— Begin Record set —

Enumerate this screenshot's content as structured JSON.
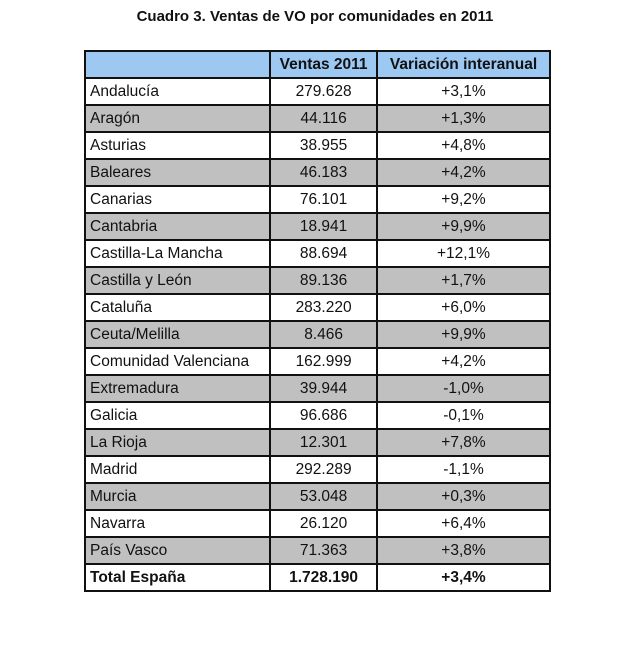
{
  "title": "Cuadro 3. Ventas de VO por comunidades en 2011",
  "colors": {
    "header_bg": "#9cc8f2",
    "alt_row_bg": "#c0c0c0"
  },
  "headers": [
    "",
    "Ventas 2011",
    "Variación interanual"
  ],
  "rows": [
    {
      "region": "Andalucía",
      "ventas": "279.628",
      "variacion": "+3,1%"
    },
    {
      "region": "Aragón",
      "ventas": "44.116",
      "variacion": "+1,3%"
    },
    {
      "region": "Asturias",
      "ventas": "38.955",
      "variacion": "+4,8%"
    },
    {
      "region": "Baleares",
      "ventas": "46.183",
      "variacion": "+4,2%"
    },
    {
      "region": "Canarias",
      "ventas": "76.101",
      "variacion": "+9,2%"
    },
    {
      "region": "Cantabria",
      "ventas": "18.941",
      "variacion": "+9,9%"
    },
    {
      "region": "Castilla-La Mancha",
      "ventas": "88.694",
      "variacion": "+12,1%"
    },
    {
      "region": "Castilla y León",
      "ventas": "89.136",
      "variacion": "+1,7%"
    },
    {
      "region": "Cataluña",
      "ventas": "283.220",
      "variacion": "+6,0%"
    },
    {
      "region": "Ceuta/Melilla",
      "ventas": "8.466",
      "variacion": "+9,9%"
    },
    {
      "region": "Comunidad Valenciana",
      "ventas": "162.999",
      "variacion": "+4,2%"
    },
    {
      "region": "Extremadura",
      "ventas": "39.944",
      "variacion": "-1,0%"
    },
    {
      "region": "Galicia",
      "ventas": "96.686",
      "variacion": "-0,1%"
    },
    {
      "region": "La Rioja",
      "ventas": "12.301",
      "variacion": "+7,8%"
    },
    {
      "region": "Madrid",
      "ventas": "292.289",
      "variacion": "-1,1%"
    },
    {
      "region": "Murcia",
      "ventas": "53.048",
      "variacion": "+0,3%"
    },
    {
      "region": "Navarra",
      "ventas": "26.120",
      "variacion": "+6,4%"
    },
    {
      "region": "País Vasco",
      "ventas": "71.363",
      "variacion": "+3,8%"
    }
  ],
  "total": {
    "region": "Total España",
    "ventas": "1.728.190",
    "variacion": "+3,4%"
  }
}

— End Record set —

- **Goal of the exercise**: Copy every line of the listing where the word "Castilla" appears.

- **Task answer**:
      "region": "Castilla-La Mancha",
      "region": "Castilla y León",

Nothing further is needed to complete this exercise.